◆ A block of data
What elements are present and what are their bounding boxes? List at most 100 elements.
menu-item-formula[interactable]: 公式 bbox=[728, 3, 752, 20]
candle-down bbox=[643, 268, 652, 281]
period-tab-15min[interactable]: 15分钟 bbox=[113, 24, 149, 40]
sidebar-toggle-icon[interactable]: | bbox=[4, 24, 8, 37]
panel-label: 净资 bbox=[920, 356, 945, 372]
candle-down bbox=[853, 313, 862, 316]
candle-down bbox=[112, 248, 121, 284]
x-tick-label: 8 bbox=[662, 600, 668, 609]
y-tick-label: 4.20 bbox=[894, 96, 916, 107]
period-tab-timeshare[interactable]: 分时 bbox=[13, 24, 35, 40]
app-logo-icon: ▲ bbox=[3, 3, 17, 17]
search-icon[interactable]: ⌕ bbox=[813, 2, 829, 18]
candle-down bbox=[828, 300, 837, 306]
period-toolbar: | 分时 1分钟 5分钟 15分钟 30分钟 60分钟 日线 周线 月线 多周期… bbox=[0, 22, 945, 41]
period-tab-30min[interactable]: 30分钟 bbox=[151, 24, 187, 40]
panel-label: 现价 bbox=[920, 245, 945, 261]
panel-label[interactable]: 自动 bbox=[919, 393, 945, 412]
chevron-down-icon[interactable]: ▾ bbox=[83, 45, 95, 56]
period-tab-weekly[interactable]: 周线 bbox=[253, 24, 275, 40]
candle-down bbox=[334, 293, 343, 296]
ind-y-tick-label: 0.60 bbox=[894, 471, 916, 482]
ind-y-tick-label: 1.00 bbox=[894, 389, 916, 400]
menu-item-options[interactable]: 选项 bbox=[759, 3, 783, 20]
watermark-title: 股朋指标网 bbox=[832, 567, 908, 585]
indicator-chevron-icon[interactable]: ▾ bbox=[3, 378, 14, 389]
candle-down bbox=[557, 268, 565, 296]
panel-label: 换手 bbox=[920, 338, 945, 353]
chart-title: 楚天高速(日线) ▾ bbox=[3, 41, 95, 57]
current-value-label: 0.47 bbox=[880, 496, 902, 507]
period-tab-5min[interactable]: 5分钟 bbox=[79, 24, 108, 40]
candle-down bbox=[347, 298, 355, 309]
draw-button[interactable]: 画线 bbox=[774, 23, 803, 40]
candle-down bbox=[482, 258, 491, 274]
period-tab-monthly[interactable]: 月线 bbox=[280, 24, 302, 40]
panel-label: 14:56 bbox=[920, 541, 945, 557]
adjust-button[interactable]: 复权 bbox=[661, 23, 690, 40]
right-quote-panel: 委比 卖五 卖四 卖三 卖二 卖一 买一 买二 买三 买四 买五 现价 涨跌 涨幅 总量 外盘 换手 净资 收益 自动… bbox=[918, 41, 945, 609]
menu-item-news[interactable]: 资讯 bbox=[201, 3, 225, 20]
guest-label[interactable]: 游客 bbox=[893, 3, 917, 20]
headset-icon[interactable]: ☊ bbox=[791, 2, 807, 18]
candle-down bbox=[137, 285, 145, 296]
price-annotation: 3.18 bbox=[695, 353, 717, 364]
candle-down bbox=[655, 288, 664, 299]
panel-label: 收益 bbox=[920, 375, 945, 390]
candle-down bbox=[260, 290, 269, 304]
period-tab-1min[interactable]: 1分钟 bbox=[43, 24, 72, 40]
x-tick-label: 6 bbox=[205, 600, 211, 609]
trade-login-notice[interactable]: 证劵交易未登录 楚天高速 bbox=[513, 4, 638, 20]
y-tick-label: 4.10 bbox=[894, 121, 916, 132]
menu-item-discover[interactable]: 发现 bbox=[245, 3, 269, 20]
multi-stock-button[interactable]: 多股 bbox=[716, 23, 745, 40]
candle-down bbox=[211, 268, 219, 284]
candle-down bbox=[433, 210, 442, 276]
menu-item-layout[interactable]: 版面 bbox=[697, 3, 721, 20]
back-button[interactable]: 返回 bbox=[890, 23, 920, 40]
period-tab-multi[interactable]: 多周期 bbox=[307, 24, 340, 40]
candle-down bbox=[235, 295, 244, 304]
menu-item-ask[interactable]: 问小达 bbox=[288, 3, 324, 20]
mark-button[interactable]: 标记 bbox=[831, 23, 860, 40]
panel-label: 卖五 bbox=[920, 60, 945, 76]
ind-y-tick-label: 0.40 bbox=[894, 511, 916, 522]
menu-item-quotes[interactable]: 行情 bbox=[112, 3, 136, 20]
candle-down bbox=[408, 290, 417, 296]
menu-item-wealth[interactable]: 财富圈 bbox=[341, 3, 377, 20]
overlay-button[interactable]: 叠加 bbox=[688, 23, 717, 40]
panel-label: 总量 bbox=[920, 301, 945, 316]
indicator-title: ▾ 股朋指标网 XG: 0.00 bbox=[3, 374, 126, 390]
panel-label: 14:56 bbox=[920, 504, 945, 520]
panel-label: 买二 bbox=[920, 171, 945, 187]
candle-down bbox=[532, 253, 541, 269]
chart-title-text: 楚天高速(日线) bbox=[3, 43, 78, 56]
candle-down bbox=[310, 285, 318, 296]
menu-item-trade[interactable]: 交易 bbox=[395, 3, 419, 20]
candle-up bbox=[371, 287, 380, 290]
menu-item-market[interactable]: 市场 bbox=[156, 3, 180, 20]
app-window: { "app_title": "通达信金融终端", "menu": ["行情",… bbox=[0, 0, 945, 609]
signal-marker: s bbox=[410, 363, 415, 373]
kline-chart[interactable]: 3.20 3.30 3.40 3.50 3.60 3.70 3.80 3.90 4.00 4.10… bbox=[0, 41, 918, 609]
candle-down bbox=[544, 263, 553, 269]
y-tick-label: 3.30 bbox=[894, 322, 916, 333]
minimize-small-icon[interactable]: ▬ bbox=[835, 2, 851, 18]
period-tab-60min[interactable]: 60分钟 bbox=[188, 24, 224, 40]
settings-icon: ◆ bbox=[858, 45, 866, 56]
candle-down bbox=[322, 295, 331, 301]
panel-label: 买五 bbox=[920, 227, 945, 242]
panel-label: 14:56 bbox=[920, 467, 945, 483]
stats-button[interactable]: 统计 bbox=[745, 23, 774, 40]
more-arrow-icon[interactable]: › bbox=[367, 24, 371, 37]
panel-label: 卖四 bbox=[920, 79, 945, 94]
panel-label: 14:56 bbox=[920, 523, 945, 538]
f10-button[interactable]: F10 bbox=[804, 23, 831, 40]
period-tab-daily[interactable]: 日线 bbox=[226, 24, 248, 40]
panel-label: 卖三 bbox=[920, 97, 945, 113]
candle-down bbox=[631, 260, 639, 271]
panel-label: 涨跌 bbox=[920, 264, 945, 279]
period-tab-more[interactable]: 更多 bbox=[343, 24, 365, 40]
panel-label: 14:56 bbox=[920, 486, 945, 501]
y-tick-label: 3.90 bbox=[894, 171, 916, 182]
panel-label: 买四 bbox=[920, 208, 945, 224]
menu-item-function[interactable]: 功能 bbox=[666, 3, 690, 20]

◆ Task directions
Repeat every one of these rows exactly, without changing anything.

◆ Solution to this problem
What elements are present and what are their bounding boxes? List at most 100 elements.
menu-item-formula[interactable]: 公式 bbox=[728, 3, 752, 20]
candle-down bbox=[643, 268, 652, 281]
period-tab-15min[interactable]: 15分钟 bbox=[113, 24, 149, 40]
sidebar-toggle-icon[interactable]: | bbox=[4, 24, 8, 37]
panel-label: 净资 bbox=[920, 356, 945, 372]
candle-down bbox=[853, 313, 862, 316]
candle-down bbox=[112, 248, 121, 284]
x-tick-label: 8 bbox=[662, 600, 668, 609]
y-tick-label: 4.20 bbox=[894, 96, 916, 107]
period-tab-timeshare[interactable]: 分时 bbox=[13, 24, 35, 40]
app-logo-icon: ▲ bbox=[3, 3, 17, 17]
search-icon[interactable]: ⌕ bbox=[813, 2, 829, 18]
candle-down bbox=[828, 300, 837, 306]
period-toolbar: | 分时 1分钟 5分钟 15分钟 30分钟 60分钟 日线 周线 月线 多周期… bbox=[0, 22, 945, 41]
period-tab-30min[interactable]: 30分钟 bbox=[151, 24, 187, 40]
panel-label: 现价 bbox=[920, 245, 945, 261]
panel-label[interactable]: 自动 bbox=[919, 393, 945, 412]
chevron-down-icon[interactable]: ▾ bbox=[83, 45, 95, 56]
period-tab-weekly[interactable]: 周线 bbox=[253, 24, 275, 40]
candle-down bbox=[334, 293, 343, 296]
ind-y-tick-label: 0.60 bbox=[894, 471, 916, 482]
ind-y-tick-label: 1.00 bbox=[894, 389, 916, 400]
menu-item-options[interactable]: 选项 bbox=[759, 3, 783, 20]
watermark-title: 股朋指标网 bbox=[832, 567, 908, 585]
indicator-chevron-icon[interactable]: ▾ bbox=[3, 378, 14, 389]
candle-down bbox=[557, 268, 565, 296]
panel-label: 换手 bbox=[920, 338, 945, 353]
chart-title: 楚天高速(日线) ▾ bbox=[3, 41, 95, 57]
current-value-label: 0.47 bbox=[880, 496, 902, 507]
period-tab-5min[interactable]: 5分钟 bbox=[79, 24, 108, 40]
candle-down bbox=[347, 298, 355, 309]
draw-button[interactable]: 画线 bbox=[774, 23, 803, 40]
candle-down bbox=[482, 258, 491, 274]
period-tab-monthly[interactable]: 月线 bbox=[280, 24, 302, 40]
panel-label: 14:56 bbox=[920, 541, 945, 557]
adjust-button[interactable]: 复权 bbox=[661, 23, 690, 40]
right-quote-panel: 委比 卖五 卖四 卖三 卖二 卖一 买一 买二 买三 买四 买五 现价 涨跌 涨幅 总量 外盘 换手 净资 收益 自动… bbox=[918, 41, 945, 609]
menu-item-news[interactable]: 资讯 bbox=[201, 3, 225, 20]
guest-label[interactable]: 游客 bbox=[893, 3, 917, 20]
headset-icon[interactable]: ☊ bbox=[791, 2, 807, 18]
candle-down bbox=[137, 285, 145, 296]
price-annotation: 3.18 bbox=[695, 353, 717, 364]
candle-down bbox=[655, 288, 664, 299]
panel-label: 收益 bbox=[920, 375, 945, 390]
candle-down bbox=[260, 290, 269, 304]
period-tab-1min[interactable]: 1分钟 bbox=[43, 24, 72, 40]
x-tick-label: 6 bbox=[205, 600, 211, 609]
trade-login-notice[interactable]: 证劵交易未登录 楚天高速 bbox=[513, 4, 638, 20]
y-tick-label: 4.10 bbox=[894, 121, 916, 132]
menu-item-discover[interactable]: 发现 bbox=[245, 3, 269, 20]
multi-stock-button[interactable]: 多股 bbox=[716, 23, 745, 40]
candle-down bbox=[211, 268, 219, 284]
candle-down bbox=[433, 210, 442, 276]
menu-item-layout[interactable]: 版面 bbox=[697, 3, 721, 20]
back-button[interactable]: 返回 bbox=[890, 23, 920, 40]
period-tab-multi[interactable]: 多周期 bbox=[307, 24, 340, 40]
candle-down bbox=[235, 295, 244, 304]
menu-item-ask[interactable]: 问小达 bbox=[288, 3, 324, 20]
mark-button[interactable]: 标记 bbox=[831, 23, 860, 40]
panel-label: 卖五 bbox=[920, 60, 945, 76]
ind-y-tick-label: 0.40 bbox=[894, 511, 916, 522]
menu-item-quotes[interactable]: 行情 bbox=[112, 3, 136, 20]
candle-down bbox=[408, 290, 417, 296]
menu-item-wealth[interactable]: 财富圈 bbox=[341, 3, 377, 20]
overlay-button[interactable]: 叠加 bbox=[688, 23, 717, 40]
panel-label: 总量 bbox=[920, 301, 945, 316]
indicator-title: ▾ 股朋指标网 XG: 0.00 bbox=[3, 374, 126, 390]
panel-label: 14:56 bbox=[920, 504, 945, 520]
panel-label: 买二 bbox=[920, 171, 945, 187]
candle-down bbox=[532, 253, 541, 269]
chart-title-text: 楚天高速(日线) bbox=[3, 43, 78, 56]
candle-down bbox=[310, 285, 318, 296]
menu-item-trade[interactable]: 交易 bbox=[395, 3, 419, 20]
candle-up bbox=[371, 287, 380, 290]
menu-item-market[interactable]: 市场 bbox=[156, 3, 180, 20]
app-window: { "app_title": "通达信金融终端", "menu": ["行情",… bbox=[0, 0, 945, 609]
signal-marker: s bbox=[410, 363, 415, 373]
kline-chart[interactable]: 3.20 3.30 3.40 3.50 3.60 3.70 3.80 3.90 4.00 4.10… bbox=[0, 41, 918, 609]
candle-down bbox=[544, 263, 553, 269]
y-tick-label: 3.30 bbox=[894, 322, 916, 333]
minimize-small-icon[interactable]: ▬ bbox=[835, 2, 851, 18]
period-tab-60min[interactable]: 60分钟 bbox=[188, 24, 224, 40]
settings-icon: ◆ bbox=[858, 45, 866, 56]
candle-down bbox=[322, 295, 331, 301]
panel-label: 买五 bbox=[920, 227, 945, 242]
panel-label: 14:56 bbox=[920, 467, 945, 483]
stats-button[interactable]: 统计 bbox=[745, 23, 774, 40]
more-arrow-icon[interactable]: › bbox=[367, 24, 371, 37]
panel-label: 卖四 bbox=[920, 79, 945, 94]
panel-label: 14:56 bbox=[920, 523, 945, 538]
f10-button[interactable]: F10 bbox=[804, 23, 831, 40]
period-tab-daily[interactable]: 日线 bbox=[226, 24, 248, 40]
panel-label: 卖三 bbox=[920, 97, 945, 113]
candle-down bbox=[631, 260, 639, 271]
panel-label: 涨跌 bbox=[920, 264, 945, 279]
period-tab-more[interactable]: 更多 bbox=[343, 24, 365, 40]
panel-label: 14:56 bbox=[920, 486, 945, 501]
y-tick-label: 3.90 bbox=[894, 171, 916, 182]
panel-label: 买四 bbox=[920, 208, 945, 224]
menu-item-function[interactable]: 功能 bbox=[666, 3, 690, 20]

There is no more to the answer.